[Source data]
************

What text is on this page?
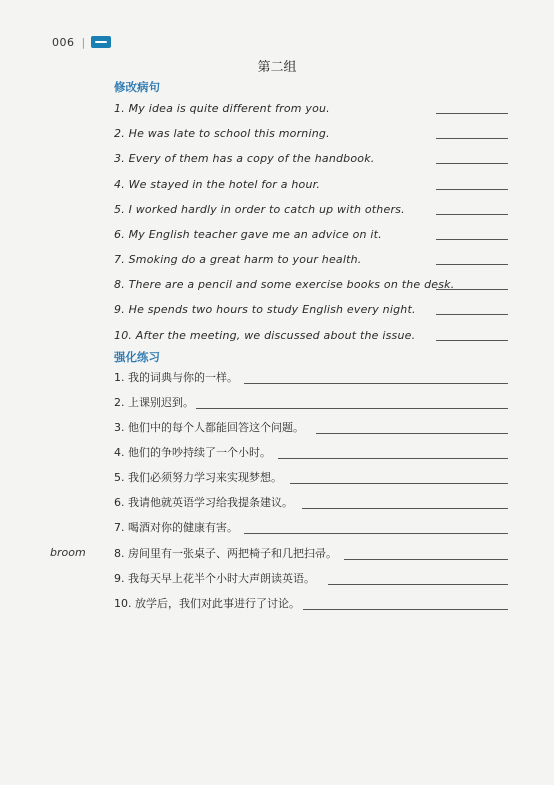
006 |
第二组
修改病句
1. My idea is quite different from you.
2. He was late to school this morning.
3. Every of them has a copy of the handbook.
4. We stayed in the hotel for a hour.
5. I worked hardly in order to catch up with others.
6. My English teacher gave me an advice on it.
7. Smoking do a great harm to your health.
8. There are a pencil and some exercise books on the desk.
9. He spends two hours to study English every night.
10. After the meeting, we discussed about the issue.
强化练习
1. 我的词典与你的一样。
2. 上课别迟到。
3. 他们中的每个人都能回答这个问题。
4. 他们的争吵持续了一个小时。
5. 我们必须努力学习来实现梦想。
6. 我请他就英语学习给我提条建议。
7. 喝酒对你的健康有害。
8. 房间里有一张桌子、两把椅子和几把扫帚。
9. 我每天早上花半个小时大声朗读英语。
10. 放学后，我们对此事进行了讨论。
broom
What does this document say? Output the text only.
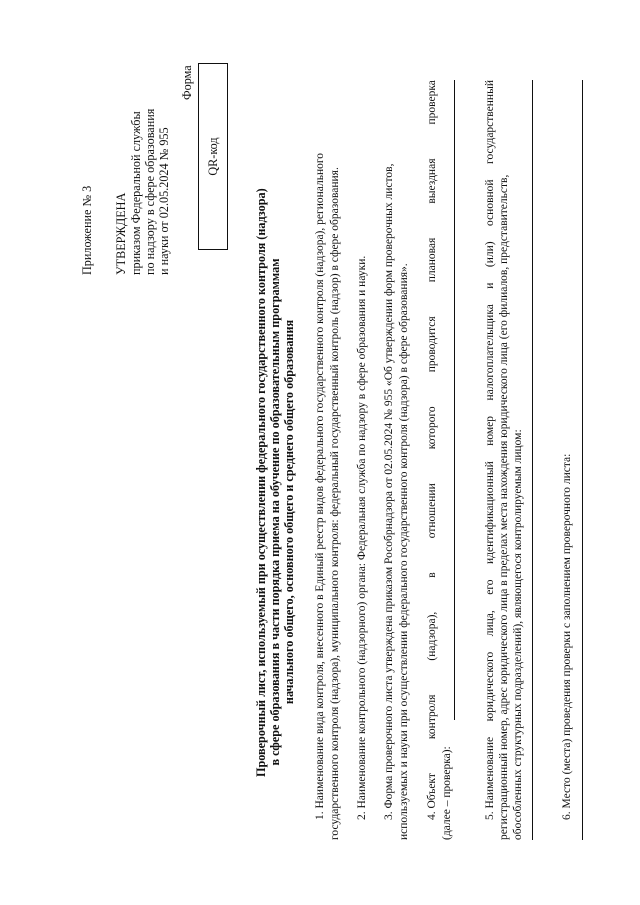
Приложение № 3 УТВЕРЖДЕНА приказом Федеральной службы по надзору в сфере образования и науки от 02.05.2024 № 955
Форма
QR-код
Проверочный лист, используемый при осуществлении федерального государственного контроля (надзора) в сфере образования в части порядка приема на обучение по образовательным программам начального общего, основного общего и среднего общего образования 1. Наименование вида контроля, внесенного в Единый реестр видов федерального государственного контроля (надзора), регионального государственного контроля (надзора), муниципального контроля: федеральный государственный контроль (надзор) в сфере образования. 2. Наименование контрольного (надзорного) органа: Федеральная служба по надзору в сфере образования и науки. 3. Форма проверочного листа утверждена приказом Рособрнадзора от 02.05.2024 № 955 «Об утверждении форм проверочных листов, используемых и науки при осуществлении федерального государственного контроля (надзора) в сфере образования». 4. Объект
контроля
(надзора),
в
отношении
которого
проводится
плановая
выездная
проверка
(далее – проверка):	5. Наименование
юридического
лица,
его
идентификационный
номер
налогоплательщика
и
(или)
основной
государственный
регистрационный номер, адрес юридического лица в пределах места нахождения юридического лица (его филиалов, представительств, обособленных структурных подразделений), являющегося контролируемым лицом:	6. Место (места) проведения проверки с заполнением проверочного листа:
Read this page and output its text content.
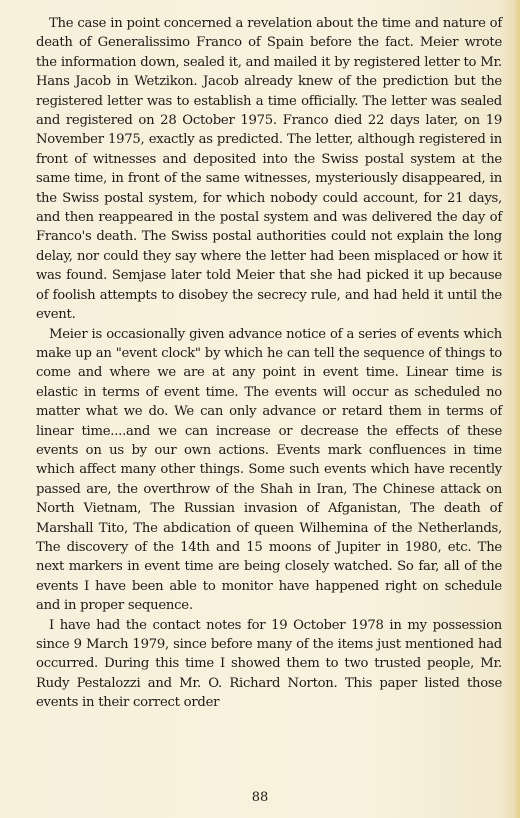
The case in point concerned a revelation about the time and nature of death of Generalissimo Franco of Spain before the fact. Meier wrote the information down, sealed it, and mailed it by registered letter to Mr. Hans Jacob in Wetzikon. Jacob already knew of the prediction but the registered letter was to establish a time officially. The letter was sealed and registered on 28 October 1975. Franco died 22 days later, on 19 November 1975, exactly as predicted. The letter, although registered in front of witnesses and deposited into the Swiss postal system at the same time, in front of the same witnesses, mysteriously disappeared, in the Swiss postal system, for which nobody could account, for 21 days, and then reappeared in the postal system and was delivered the day of Franco's death. The Swiss postal authorities could not explain the long delay, nor could they say where the letter had been misplaced or how it was found. Semjase later told Meier that she had picked it up because of foolish attempts to disobey the secrecy rule, and had held it until the event.

Meier is occasionally given advance notice of a series of events which make up an "event clock" by which he can tell the sequence of things to come and where we are at any point in event time. Linear time is elastic in terms of event time. The events will occur as scheduled no matter what we do. We can only advance or retard them in terms of linear time....and we can increase or decrease the effects of these events on us by our own actions. Events mark confluences in time which affect many other things. Some such events which have recently passed are, the overthrow of the Shah in Iran, The Chinese attack on North Vietnam, The Russian invasion of Afganistan, The death of Marshall Tito, The abdication of queen Wilhemina of the Netherlands, The discovery of the 14th and 15 moons of Jupiter in 1980, etc. The next markers in event time are being closely watched. So far, all of the events I have been able to monitor have happened right on schedule and in proper sequence.

I have had the contact notes for 19 October 1978 in my possession since 9 March 1979, since before many of the items just mentioned had occurred. During this time I showed them to two trusted people, Mr. Rudy Pestalozzi and Mr. O. Richard Norton. This paper listed those events in their correct order

88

************

» **WHAT IS BEING ASKED**:
Would you set down the listing exactly, omitting pictures?

» **SOLUTION**:
What text is on this page?
006 |
第二组
修改病句
1. My idea is quite different from you.
2. He was late to school this morning.
3. Every of them has a copy of the handbook.
4. We stayed in the hotel for a hour.
5. I worked hardly in order to catch up with others.
6. My English teacher gave me an advice on it.
7. Smoking do a great harm to your health.
8. There are a pencil and some exercise books on the desk.
9. He spends two hours to study English every night.
10. After the meeting, we discussed about the issue.
强化练习
1. 我的词典与你的一样。
2. 上课别迟到。
3. 他们中的每个人都能回答这个问题。
4. 他们的争吵持续了一个小时。
5. 我们必须努力学习来实现梦想。
6. 我请他就英语学习给我提条建议。
7. 喝酒对你的健康有害。
8. 房间里有一张桌子、两把椅子和几把扫帚。
9. 我每天早上花半个小时大声朗读英语。
10. 放学后，我们对此事进行了讨论。
broom
What does this document say? Output the text only.
Приложение № 3 УТВЕРЖДЕНА приказом Федеральной службы по надзору в сфере образования и науки от 02.05.2024 № 955
Форма
QR-код
Проверочный лист, используемый при осуществлении федерального государственного контроля (надзора) в сфере образования в части порядка приема на обучение по образовательным программам начального общего, основного общего и среднего общего образования 1. Наименование вида контроля, внесенного в Единый реестр видов федерального государственного контроля (надзора), регионального государственного контроля (надзора), муниципального контроля: федеральный государственный контроль (надзор) в сфере образования. 2. Наименование контрольного (надзорного) органа: Федеральная служба по надзору в сфере образования и науки. 3. Форма проверочного листа утверждена приказом Рособрнадзора от 02.05.2024 № 955 «Об утверждении форм проверочных листов, используемых и науки при осуществлении федерального государственного контроля (надзора) в сфере образования». 4. Объект
контроля
(надзора),
в
отношении
которого
проводится
плановая
выездная
проверка
(далее – проверка):	5. Наименование
юридического
лица,
его
идентификационный
номер
налогоплательщика
и
(или)
основной
государственный
регистрационный номер, адрес юридического лица в пределах места нахождения юридического лица (его филиалов, представительств, обособленных структурных подразделений), являющегося контролируемым лицом:	6. Место (места) проведения проверки с заполнением проверочного листа:
Read this page and output its text content.
The case in point concerned a revelation about the time and nature of death of Generalissimo Franco of Spain before the fact. Meier wrote the information down, sealed it, and mailed it by registered letter to Mr. Hans Jacob in Wetzikon. Jacob already knew of the prediction but the registered letter was to establish a time officially. The letter was sealed and registered on 28 October 1975. Franco died 22 days later, on 19 November 1975, exactly as predicted. The letter, although registered in front of witnesses and deposited into the Swiss postal system at the same time, in front of the same witnesses, mysteriously disappeared, in the Swiss postal system, for which nobody could account, for 21 days, and then reappeared in the postal system and was delivered the day of Franco's death. The Swiss postal authorities could not explain the long delay, nor could they say where the letter had been misplaced or how it was found. Semjase later told Meier that she had picked it up because of foolish attempts to disobey the secrecy rule, and had held it until the event.

Meier is occasionally given advance notice of a series of events which make up an "event clock" by which he can tell the sequence of things to come and where we are at any point in event time. Linear time is elastic in terms of event time. The events will occur as scheduled no matter what we do. We can only advance or retard them in terms of linear time....and we can increase or decrease the effects of these events on us by our own actions. Events mark confluences in time which affect many other things. Some such events which have recently passed are, the overthrow of the Shah in Iran, The Chinese attack on North Vietnam, The Russian invasion of Afganistan, The death of Marshall Tito, The abdication of queen Wilhemina of the Netherlands, The discovery of the 14th and 15 moons of Jupiter in 1980, etc. The next markers in event time are being closely watched. So far, all of the events I have been able to monitor have happened right on schedule and in proper sequence.

I have had the contact notes for 19 October 1978 in my possession since 9 March 1979, since before many of the items just mentioned had occurred. During this time I showed them to two trusted people, Mr. Rudy Pestalozzi and Mr. O. Richard Norton. This paper listed those events in their correct order

88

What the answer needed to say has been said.